*WORK TO BE COMPLETED*.
Write out every line below that includes the word "направлена".

┌────────

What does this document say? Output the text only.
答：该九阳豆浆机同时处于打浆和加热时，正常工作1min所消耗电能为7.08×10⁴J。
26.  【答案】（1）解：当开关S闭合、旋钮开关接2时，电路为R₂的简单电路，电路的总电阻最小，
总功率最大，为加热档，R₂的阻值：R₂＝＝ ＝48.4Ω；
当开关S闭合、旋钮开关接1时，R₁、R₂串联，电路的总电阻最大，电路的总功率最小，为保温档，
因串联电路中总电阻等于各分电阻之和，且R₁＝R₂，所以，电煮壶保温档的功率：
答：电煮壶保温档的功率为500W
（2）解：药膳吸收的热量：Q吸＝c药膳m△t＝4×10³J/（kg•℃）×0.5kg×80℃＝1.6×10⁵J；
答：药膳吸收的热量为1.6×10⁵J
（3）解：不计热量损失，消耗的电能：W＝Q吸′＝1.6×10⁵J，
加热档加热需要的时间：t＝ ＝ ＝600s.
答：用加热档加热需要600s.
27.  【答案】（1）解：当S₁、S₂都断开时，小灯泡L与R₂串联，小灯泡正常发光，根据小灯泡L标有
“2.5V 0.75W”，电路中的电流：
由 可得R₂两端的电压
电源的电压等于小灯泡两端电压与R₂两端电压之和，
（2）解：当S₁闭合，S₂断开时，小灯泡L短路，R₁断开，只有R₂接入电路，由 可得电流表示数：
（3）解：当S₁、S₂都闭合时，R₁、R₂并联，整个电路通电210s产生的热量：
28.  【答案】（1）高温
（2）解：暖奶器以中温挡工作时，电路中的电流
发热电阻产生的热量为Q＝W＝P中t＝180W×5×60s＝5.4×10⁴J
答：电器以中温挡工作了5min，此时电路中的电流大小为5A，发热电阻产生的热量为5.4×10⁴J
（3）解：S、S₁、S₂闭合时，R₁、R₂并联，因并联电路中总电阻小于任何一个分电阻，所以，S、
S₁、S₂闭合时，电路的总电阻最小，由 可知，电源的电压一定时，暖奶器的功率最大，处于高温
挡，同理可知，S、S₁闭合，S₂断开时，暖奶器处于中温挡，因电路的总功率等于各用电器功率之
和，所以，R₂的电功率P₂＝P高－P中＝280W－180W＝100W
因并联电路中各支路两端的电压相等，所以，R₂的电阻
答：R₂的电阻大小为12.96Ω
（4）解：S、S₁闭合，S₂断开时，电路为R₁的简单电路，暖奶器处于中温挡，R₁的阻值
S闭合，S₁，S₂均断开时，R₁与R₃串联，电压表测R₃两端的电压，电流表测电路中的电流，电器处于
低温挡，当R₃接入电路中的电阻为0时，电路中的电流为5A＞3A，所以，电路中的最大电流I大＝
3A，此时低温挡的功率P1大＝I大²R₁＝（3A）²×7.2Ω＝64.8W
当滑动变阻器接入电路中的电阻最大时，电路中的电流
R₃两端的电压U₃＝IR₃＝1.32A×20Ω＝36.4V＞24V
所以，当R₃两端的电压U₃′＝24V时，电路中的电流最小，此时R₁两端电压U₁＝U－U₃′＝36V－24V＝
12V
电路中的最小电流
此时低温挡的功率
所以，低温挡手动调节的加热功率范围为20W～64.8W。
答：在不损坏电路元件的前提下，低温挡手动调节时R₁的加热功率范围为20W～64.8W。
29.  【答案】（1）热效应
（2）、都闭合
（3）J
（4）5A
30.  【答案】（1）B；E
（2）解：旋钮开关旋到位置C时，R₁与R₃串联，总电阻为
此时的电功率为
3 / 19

└────────
┌────────

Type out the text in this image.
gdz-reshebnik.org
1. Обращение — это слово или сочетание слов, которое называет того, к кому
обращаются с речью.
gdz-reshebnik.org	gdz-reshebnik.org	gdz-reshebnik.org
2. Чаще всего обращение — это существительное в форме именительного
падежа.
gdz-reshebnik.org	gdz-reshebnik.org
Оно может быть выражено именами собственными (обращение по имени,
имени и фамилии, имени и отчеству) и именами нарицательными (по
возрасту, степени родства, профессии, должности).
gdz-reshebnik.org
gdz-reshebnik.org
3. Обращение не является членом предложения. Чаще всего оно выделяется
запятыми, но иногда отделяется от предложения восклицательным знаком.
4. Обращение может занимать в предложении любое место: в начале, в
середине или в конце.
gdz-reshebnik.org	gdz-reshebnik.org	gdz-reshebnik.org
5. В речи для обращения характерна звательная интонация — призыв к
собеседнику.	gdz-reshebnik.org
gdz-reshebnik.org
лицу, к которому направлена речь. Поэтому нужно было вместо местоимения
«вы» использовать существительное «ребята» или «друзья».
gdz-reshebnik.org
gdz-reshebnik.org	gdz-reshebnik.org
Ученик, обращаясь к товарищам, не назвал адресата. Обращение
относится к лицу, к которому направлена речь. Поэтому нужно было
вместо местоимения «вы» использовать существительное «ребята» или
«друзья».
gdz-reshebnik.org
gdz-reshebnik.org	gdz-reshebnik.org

└────────

*REPLY*.
лицу, к которому направлена речь. Поэтому нужно было вместо местоимения
относится к лицу, к которому направлена речь. Поэтому нужно было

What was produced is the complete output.